Requirement:
Return all of the data exactly as written, without the pictures.
-------- Information given
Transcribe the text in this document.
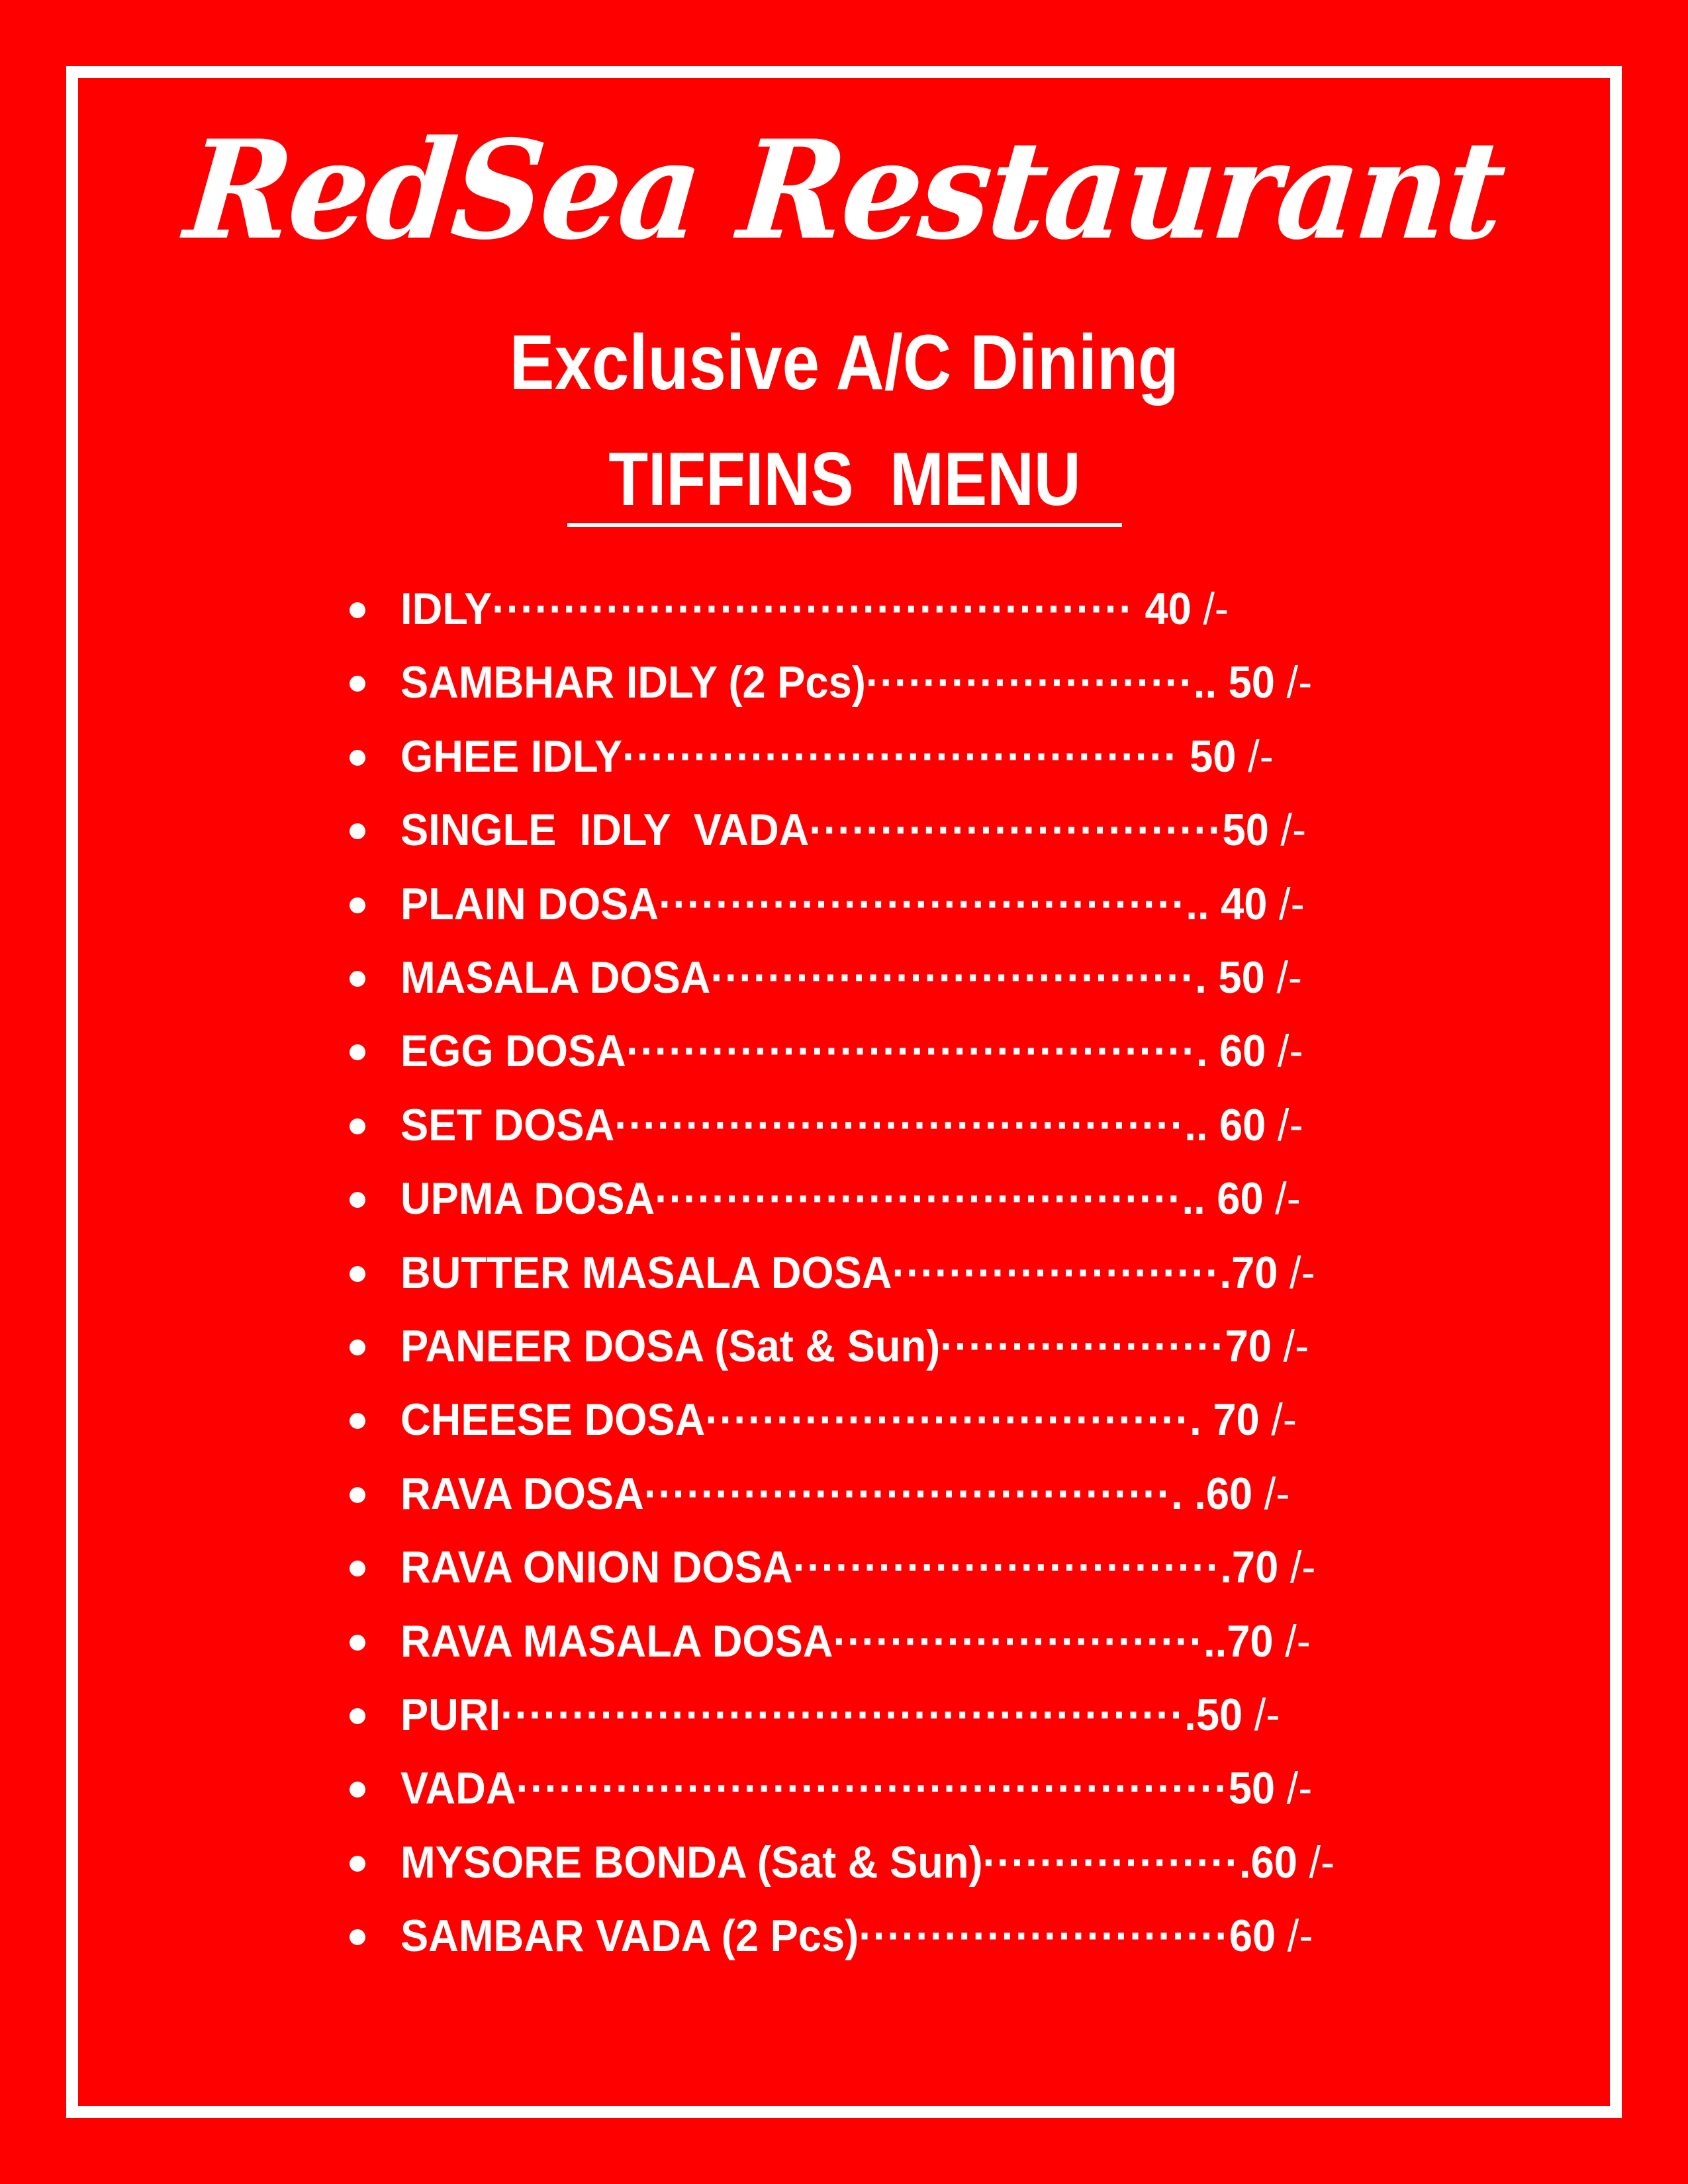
RedSea Restaurant
Exclusive A/C Dining
TIFFINS  MENU
IDLY············································· 40 /-
SAMBHAR IDLY (2 Pcs)·······················.. 50 /-
GHEE IDLY······································· 50 /-
SINGLE  IDLY  VADA·····························50 /-
PLAIN DOSA·····································.. 40 /-
MASALA DOSA··································. 50 /-
EGG DOSA········································. 60 /-
SET DOSA········································.. 60 /-
UPMA DOSA·····································.. 60 /-
BUTTER MASALA DOSA·······················.70 /-
PANEER DOSA (Sat & Sun)····················70 /-
CHEESE DOSA··································. 70 /-
RAVA DOSA·····································. .60 /-
RAVA ONION DOSA······························.70 /-
RAVA MASALA DOSA··························..70 /-
PURI················································.50 /-
VADA··················································50 /-
MYSORE BONDA (Sat & Sun)··················.60 /-
SAMBAR VADA (2 Pcs)··························60 /-
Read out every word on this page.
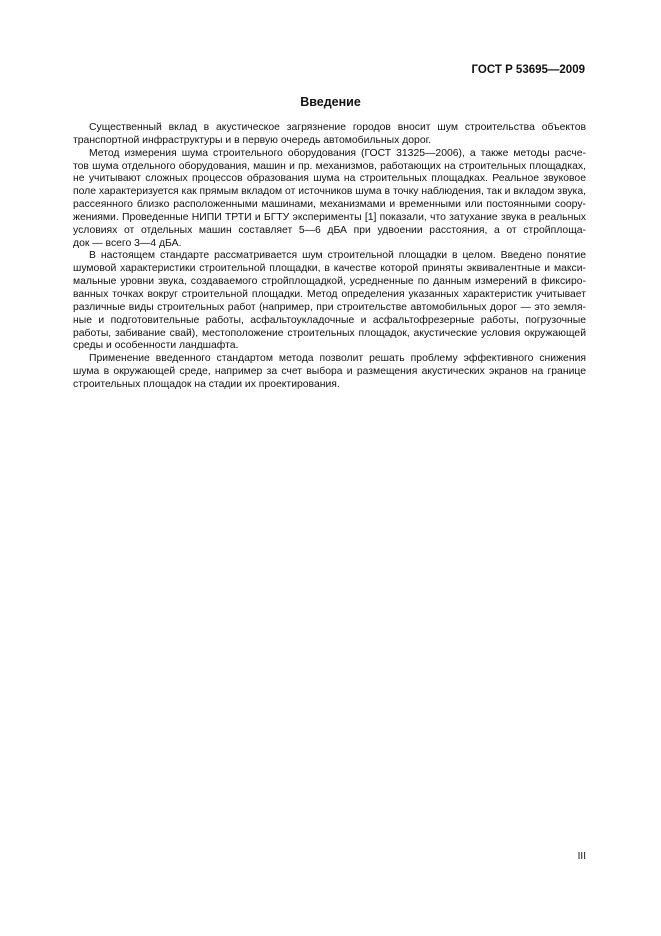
ГОСТ Р 53695—2009
Введение
Существенный вклад в акустическое загрязнение городов вносит шум строительства объектов
транспортной инфраструктуры и в первую очередь автомобильных дорог.
Метод измерения шума строительного оборудования (ГОСТ 31325—2006), а также методы расче-
тов шума отдельного оборудования, машин и пр. механизмов, работающих на строительных площадках,
не учитывают сложных процессов образования шума на строительных площадках. Реальное звуковое
поле характеризуется как прямым вкладом от источников шума в точку наблюдения, так и вкладом звука,
рассеянного близко расположенными машинами, механизмами и временными или постоянными соору-
жениями. Проведенные НИПИ ТРТИ и БГТУ эксперименты [1] показали, что затухание звука в реальных
условиях от отдельных машин составляет 5—6 дБА при удвоении расстояния, а от стройплоща-
док — всего 3—4 дБА.
В настоящем стандарте рассматривается шум строительной площадки в целом. Введено понятие
шумовой характеристики строительной площадки, в качестве которой приняты эквивалентные и макси-
мальные уровни звука, создаваемого стройплощадкой, усредненные по данным измерений в фиксиро-
ванных точках вокруг строительной площадки. Метод определения указанных характеристик учитывает
различные виды строительных работ (например, при строительстве автомобильных дорог — это земля-
ные и подготовительные работы, асфальтоукладочные и асфальтофрезерные работы, погрузочные
работы, забивание свай), местоположение строительных площадок, акустические условия окружающей
среды и особенности ландшафта.
Применение введенного стандартом метода позволит решать проблему эффективного снижения
шума в окружающей среде, например за счет выбора и размещения акустических экранов на границе
строительных площадок на стадии их проектирования.
III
----------------
Full response:
Transcribe the text in this document.
RedSea Restaurant
Exclusive A/C Dining
TIFFINS  MENU
IDLY············································· 40 /-
SAMBHAR IDLY (2 Pcs)·······················.. 50 /-
GHEE IDLY······································· 50 /-
SINGLE  IDLY  VADA·····························50 /-
PLAIN DOSA·····································.. 40 /-
MASALA DOSA··································. 50 /-
EGG DOSA········································. 60 /-
SET DOSA········································.. 60 /-
UPMA DOSA·····································.. 60 /-
BUTTER MASALA DOSA·······················.70 /-
PANEER DOSA (Sat & Sun)····················70 /-
CHEESE DOSA··································. 70 /-
RAVA DOSA·····································. .60 /-
RAVA ONION DOSA······························.70 /-
RAVA MASALA DOSA··························..70 /-
PURI················································.50 /-
VADA··················································50 /-
MYSORE BONDA (Sat & Sun)··················.60 /-
SAMBAR VADA (2 Pcs)··························60 /-
Read out every word on this page.
ГОСТ Р 53695—2009
Введение
Существенный вклад в акустическое загрязнение городов вносит шум строительства объектов
транспортной инфраструктуры и в первую очередь автомобильных дорог.
Метод измерения шума строительного оборудования (ГОСТ 31325—2006), а также методы расче-
тов шума отдельного оборудования, машин и пр. механизмов, работающих на строительных площадках,
не учитывают сложных процессов образования шума на строительных площадках. Реальное звуковое
поле характеризуется как прямым вкладом от источников шума в точку наблюдения, так и вкладом звука,
рассеянного близко расположенными машинами, механизмами и временными или постоянными соору-
жениями. Проведенные НИПИ ТРТИ и БГТУ эксперименты [1] показали, что затухание звука в реальных
условиях от отдельных машин составляет 5—6 дБА при удвоении расстояния, а от стройплоща-
док — всего 3—4 дБА.
В настоящем стандарте рассматривается шум строительной площадки в целом. Введено понятие
шумовой характеристики строительной площадки, в качестве которой приняты эквивалентные и макси-
мальные уровни звука, создаваемого стройплощадкой, усредненные по данным измерений в фиксиро-
ванных точках вокруг строительной площадки. Метод определения указанных характеристик учитывает
различные виды строительных работ (например, при строительстве автомобильных дорог — это земля-
ные и подготовительные работы, асфальтоукладочные и асфальтофрезерные работы, погрузочные
работы, забивание свай), местоположение строительных площадок, акустические условия окружающей
среды и особенности ландшафта.
Применение введенного стандартом метода позволит решать проблему эффективного снижения
шума в окружающей среде, например за счет выбора и размещения акустических экранов на границе
строительных площадок на стадии их проектирования.
III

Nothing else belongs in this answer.